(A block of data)
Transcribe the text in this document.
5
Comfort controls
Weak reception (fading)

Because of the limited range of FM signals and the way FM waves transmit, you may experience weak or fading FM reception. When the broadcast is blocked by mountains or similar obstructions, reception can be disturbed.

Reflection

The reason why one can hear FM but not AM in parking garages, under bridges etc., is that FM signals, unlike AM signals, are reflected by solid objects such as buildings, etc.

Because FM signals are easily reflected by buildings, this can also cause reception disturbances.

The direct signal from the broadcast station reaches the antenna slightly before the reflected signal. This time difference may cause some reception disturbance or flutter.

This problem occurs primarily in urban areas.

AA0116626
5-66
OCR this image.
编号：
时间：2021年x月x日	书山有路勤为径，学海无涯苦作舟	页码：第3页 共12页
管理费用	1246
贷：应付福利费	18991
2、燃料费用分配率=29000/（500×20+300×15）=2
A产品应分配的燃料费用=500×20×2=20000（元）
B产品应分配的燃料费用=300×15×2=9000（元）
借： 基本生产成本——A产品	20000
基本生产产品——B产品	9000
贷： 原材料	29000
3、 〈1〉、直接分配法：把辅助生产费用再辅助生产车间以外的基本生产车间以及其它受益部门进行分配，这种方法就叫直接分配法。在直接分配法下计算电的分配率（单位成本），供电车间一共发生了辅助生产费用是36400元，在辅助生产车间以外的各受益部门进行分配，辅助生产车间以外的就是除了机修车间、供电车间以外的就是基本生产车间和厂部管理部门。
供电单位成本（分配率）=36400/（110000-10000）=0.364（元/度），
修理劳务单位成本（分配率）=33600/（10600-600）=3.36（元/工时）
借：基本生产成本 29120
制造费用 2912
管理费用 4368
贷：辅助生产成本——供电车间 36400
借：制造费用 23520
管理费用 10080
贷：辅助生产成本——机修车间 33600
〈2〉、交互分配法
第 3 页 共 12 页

- **WHAT YOU ARE ASKED TO DO**
Send back each record exactly as it stands.

- **RESULT**
Transcribe the text in this document.
5
Comfort controls
Weak reception (fading)

Because of the limited range of FM signals and the way FM waves transmit, you may experience weak or fading FM reception. When the broadcast is blocked by mountains or similar obstructions, reception can be disturbed.

Reflection

The reason why one can hear FM but not AM in parking garages, under bridges etc., is that FM signals, unlike AM signals, are reflected by solid objects such as buildings, etc.

Because FM signals are easily reflected by buildings, this can also cause reception disturbances.

The direct signal from the broadcast station reaches the antenna slightly before the reflected signal. This time difference may cause some reception disturbance or flutter.

This problem occurs primarily in urban areas.

AA0116626
5-66
OCR this image.
编号：
时间：2021年x月x日	书山有路勤为径，学海无涯苦作舟	页码：第3页 共12页
管理费用	1246
贷：应付福利费	18991
2、燃料费用分配率=29000/（500×20+300×15）=2
A产品应分配的燃料费用=500×20×2=20000（元）
B产品应分配的燃料费用=300×15×2=9000（元）
借： 基本生产成本——A产品	20000
基本生产产品——B产品	9000
贷： 原材料	29000
3、 〈1〉、直接分配法：把辅助生产费用再辅助生产车间以外的基本生产车间以及其它受益部门进行分配，这种方法就叫直接分配法。在直接分配法下计算电的分配率（单位成本），供电车间一共发生了辅助生产费用是36400元，在辅助生产车间以外的各受益部门进行分配，辅助生产车间以外的就是除了机修车间、供电车间以外的就是基本生产车间和厂部管理部门。
供电单位成本（分配率）=36400/（110000-10000）=0.364（元/度），
修理劳务单位成本（分配率）=33600/（10600-600）=3.36（元/工时）
借：基本生产成本 29120
制造费用 2912
管理费用 4368
贷：辅助生产成本——供电车间 36400
借：制造费用 23520
管理费用 10080
贷：辅助生产成本——机修车间 33600
〈2〉、交互分配法
第 3 页 共 12 页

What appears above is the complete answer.